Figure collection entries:
------------------------------------
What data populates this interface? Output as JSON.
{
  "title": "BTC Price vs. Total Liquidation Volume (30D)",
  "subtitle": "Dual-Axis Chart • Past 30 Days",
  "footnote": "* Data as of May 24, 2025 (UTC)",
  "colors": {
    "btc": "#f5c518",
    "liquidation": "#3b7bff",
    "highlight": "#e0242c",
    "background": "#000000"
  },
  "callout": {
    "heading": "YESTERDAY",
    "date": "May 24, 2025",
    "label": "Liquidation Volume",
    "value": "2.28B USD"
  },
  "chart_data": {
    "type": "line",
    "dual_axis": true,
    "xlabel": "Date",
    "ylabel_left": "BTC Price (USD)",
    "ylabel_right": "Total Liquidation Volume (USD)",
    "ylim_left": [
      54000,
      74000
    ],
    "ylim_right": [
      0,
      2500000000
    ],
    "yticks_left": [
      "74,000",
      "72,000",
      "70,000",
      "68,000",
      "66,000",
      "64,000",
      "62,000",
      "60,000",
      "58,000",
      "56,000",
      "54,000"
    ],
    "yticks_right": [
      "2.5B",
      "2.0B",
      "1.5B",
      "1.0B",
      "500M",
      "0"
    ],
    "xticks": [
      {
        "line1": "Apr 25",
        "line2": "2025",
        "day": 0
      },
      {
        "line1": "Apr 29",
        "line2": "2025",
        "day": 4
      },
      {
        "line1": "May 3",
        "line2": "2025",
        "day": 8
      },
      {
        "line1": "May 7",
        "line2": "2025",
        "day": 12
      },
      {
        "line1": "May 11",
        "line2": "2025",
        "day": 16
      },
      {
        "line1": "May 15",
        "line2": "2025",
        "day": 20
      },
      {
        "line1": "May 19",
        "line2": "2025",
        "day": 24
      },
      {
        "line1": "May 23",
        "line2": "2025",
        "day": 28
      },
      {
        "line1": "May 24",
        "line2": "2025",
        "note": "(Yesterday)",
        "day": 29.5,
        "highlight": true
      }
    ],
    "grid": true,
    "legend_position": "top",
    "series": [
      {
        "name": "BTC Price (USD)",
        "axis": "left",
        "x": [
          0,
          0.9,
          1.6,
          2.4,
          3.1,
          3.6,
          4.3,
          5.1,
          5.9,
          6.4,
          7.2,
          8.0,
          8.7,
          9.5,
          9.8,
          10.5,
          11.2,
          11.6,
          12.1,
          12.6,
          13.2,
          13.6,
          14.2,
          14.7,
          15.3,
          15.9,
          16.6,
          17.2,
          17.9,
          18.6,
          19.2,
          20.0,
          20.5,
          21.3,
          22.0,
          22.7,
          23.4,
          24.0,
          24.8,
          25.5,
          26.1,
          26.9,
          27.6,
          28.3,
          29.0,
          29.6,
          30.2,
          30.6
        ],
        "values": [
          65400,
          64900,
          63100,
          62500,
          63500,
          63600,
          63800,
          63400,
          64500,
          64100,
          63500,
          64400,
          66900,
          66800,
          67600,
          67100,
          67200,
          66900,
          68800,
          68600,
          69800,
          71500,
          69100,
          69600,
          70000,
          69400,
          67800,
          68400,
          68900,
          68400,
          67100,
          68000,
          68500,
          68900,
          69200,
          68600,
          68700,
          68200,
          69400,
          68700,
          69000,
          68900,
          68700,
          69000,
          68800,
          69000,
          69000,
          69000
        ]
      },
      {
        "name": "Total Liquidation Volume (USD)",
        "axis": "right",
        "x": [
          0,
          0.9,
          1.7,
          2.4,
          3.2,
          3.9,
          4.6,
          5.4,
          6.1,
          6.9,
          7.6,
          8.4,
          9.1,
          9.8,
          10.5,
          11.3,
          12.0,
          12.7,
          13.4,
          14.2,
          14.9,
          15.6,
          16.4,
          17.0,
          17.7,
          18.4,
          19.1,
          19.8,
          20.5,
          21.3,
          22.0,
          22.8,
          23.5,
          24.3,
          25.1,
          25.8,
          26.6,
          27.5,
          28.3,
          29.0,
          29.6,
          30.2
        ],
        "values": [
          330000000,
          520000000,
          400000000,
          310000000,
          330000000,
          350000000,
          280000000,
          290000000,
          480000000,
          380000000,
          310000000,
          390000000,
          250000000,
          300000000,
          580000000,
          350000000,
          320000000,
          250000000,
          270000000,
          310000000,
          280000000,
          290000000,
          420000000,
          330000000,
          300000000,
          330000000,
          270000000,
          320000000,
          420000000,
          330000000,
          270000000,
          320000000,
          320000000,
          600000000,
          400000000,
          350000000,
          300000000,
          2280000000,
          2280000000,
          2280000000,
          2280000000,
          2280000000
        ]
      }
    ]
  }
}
------------------------------------
=== Required work ===
In the entries above, identify every line with the word "Price". Copy those lines.

=== Output for this task ===
  "title": "BTC Price vs. Total Liquidation Volume (30D)",
    "ylabel_left": "BTC Price (USD)",
        "name": "BTC Price (USD)",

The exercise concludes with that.